Pull out each line of the data that includes the word "GREEN".

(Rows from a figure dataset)
+ + + + +

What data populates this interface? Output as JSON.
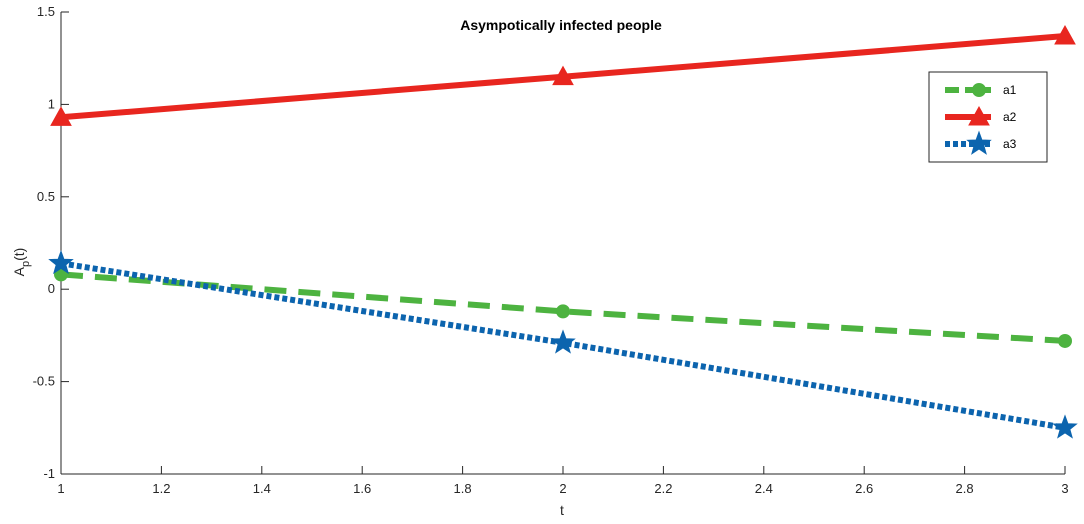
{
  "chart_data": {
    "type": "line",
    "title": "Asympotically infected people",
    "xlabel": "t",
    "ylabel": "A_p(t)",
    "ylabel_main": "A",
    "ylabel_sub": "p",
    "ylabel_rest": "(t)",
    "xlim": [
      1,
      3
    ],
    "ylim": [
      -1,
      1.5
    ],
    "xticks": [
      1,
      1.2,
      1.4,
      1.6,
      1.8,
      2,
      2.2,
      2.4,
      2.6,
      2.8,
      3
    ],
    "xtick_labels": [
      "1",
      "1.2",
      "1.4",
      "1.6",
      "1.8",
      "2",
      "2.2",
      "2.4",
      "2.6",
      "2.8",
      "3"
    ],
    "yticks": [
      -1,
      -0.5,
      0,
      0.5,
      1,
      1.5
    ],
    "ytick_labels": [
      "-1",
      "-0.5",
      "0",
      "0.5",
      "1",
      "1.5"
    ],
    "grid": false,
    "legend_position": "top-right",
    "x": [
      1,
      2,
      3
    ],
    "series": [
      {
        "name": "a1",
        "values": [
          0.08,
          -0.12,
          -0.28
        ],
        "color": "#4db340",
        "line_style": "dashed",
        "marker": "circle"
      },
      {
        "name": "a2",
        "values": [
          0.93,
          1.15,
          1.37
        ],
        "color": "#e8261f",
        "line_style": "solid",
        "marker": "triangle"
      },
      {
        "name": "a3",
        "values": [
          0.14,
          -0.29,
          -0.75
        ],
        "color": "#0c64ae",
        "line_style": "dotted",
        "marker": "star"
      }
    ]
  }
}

+ + + + +

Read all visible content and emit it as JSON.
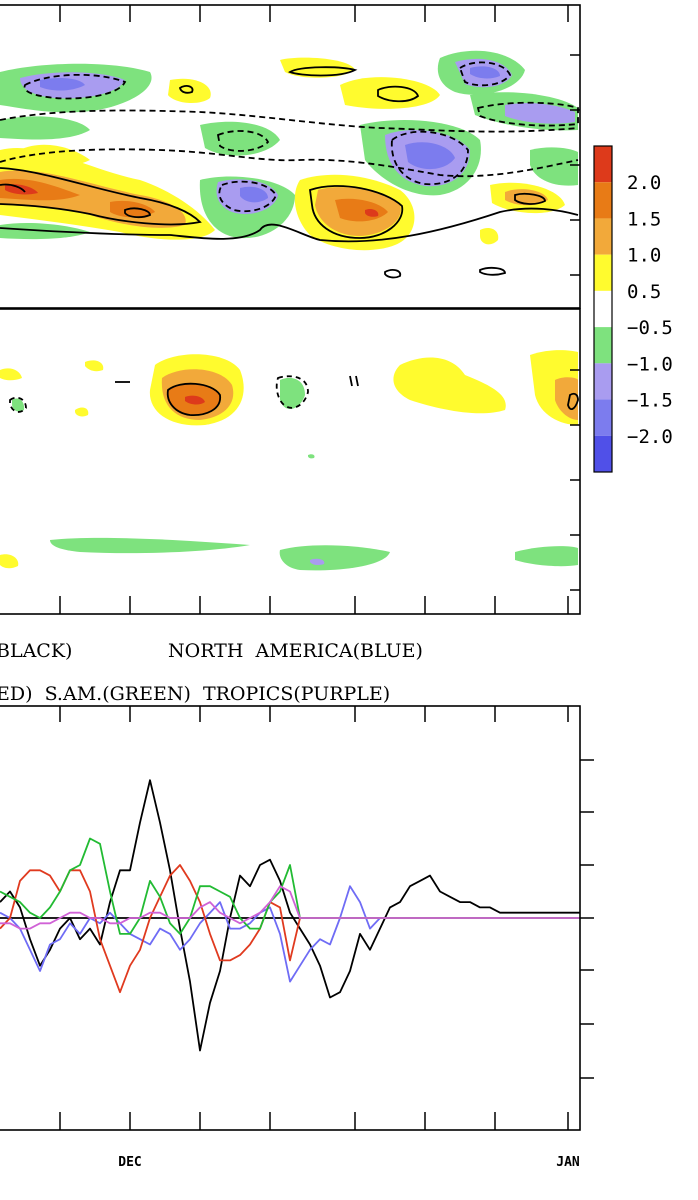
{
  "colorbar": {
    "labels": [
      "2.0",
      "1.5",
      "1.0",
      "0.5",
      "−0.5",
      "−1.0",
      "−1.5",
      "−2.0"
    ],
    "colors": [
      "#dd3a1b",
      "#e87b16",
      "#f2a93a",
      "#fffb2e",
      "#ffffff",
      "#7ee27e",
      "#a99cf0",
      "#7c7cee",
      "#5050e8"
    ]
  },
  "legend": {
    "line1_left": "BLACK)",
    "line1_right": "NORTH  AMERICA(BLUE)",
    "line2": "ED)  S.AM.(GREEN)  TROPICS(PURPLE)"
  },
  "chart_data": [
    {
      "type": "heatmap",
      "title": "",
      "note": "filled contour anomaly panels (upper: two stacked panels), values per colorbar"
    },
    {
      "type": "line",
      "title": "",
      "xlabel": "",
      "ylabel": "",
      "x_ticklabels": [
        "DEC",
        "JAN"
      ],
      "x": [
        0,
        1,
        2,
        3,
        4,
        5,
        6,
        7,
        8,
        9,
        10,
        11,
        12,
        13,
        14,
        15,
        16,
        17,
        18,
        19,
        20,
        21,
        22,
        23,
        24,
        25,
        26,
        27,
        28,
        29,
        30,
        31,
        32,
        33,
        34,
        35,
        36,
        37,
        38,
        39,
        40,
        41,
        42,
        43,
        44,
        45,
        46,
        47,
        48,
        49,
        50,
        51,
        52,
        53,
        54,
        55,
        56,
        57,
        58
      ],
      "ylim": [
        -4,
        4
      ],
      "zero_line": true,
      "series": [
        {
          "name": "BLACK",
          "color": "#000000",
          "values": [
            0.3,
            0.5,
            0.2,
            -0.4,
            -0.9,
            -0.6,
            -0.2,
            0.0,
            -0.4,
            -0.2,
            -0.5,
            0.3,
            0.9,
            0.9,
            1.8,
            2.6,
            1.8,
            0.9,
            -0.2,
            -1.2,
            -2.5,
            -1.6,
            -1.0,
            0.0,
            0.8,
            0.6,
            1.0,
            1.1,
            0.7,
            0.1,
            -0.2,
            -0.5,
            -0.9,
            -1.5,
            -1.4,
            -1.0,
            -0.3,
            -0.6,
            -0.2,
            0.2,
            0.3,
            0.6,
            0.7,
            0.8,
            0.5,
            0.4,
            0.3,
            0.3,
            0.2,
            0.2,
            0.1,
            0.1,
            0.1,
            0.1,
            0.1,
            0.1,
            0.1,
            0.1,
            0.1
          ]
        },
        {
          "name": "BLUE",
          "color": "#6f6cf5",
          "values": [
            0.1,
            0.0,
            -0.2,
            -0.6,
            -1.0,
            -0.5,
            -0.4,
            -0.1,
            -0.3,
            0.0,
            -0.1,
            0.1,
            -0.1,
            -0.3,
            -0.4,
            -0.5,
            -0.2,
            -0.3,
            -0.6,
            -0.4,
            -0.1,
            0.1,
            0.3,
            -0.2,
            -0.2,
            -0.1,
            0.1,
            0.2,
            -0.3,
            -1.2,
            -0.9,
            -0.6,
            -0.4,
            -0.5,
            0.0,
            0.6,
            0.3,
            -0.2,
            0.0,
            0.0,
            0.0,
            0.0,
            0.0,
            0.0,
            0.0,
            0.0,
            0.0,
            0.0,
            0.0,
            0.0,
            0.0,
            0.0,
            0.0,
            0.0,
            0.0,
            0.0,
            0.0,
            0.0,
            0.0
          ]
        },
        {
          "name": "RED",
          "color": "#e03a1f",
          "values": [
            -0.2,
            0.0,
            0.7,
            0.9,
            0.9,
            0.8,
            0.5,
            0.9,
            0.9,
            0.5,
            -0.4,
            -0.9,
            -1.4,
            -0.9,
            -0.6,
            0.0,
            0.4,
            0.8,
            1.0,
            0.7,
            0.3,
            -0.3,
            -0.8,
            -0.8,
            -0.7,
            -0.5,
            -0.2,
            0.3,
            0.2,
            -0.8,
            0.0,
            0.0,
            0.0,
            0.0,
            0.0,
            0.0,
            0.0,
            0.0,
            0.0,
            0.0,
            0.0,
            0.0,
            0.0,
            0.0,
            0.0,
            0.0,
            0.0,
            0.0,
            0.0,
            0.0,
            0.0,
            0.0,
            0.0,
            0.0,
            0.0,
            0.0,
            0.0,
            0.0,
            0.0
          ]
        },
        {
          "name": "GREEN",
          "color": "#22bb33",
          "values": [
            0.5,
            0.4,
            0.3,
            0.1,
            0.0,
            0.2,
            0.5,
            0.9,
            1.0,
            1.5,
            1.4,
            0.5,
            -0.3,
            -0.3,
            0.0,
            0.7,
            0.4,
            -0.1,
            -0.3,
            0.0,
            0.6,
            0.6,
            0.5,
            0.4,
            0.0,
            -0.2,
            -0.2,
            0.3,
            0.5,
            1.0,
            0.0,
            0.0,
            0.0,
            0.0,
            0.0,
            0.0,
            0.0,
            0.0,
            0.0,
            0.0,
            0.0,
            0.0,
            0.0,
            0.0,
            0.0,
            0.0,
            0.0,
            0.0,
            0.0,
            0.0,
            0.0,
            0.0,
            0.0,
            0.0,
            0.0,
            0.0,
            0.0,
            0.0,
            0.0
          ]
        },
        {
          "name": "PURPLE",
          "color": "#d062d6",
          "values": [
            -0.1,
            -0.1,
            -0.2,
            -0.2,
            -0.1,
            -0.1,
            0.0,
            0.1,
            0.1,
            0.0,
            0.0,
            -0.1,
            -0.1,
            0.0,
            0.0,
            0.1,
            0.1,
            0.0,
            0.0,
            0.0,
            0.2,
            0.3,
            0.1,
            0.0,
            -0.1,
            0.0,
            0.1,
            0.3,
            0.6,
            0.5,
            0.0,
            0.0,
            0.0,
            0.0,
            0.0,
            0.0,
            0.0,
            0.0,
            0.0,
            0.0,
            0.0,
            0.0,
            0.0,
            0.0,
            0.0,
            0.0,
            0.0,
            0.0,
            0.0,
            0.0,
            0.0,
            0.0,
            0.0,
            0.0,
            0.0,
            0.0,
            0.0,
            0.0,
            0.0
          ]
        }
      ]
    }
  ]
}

+ + + + +

**EXERCISE RESULT**
    "line2": "ED)  S.AM.(GREEN)  TROPICS(PURPLE)"
          "name": "GREEN",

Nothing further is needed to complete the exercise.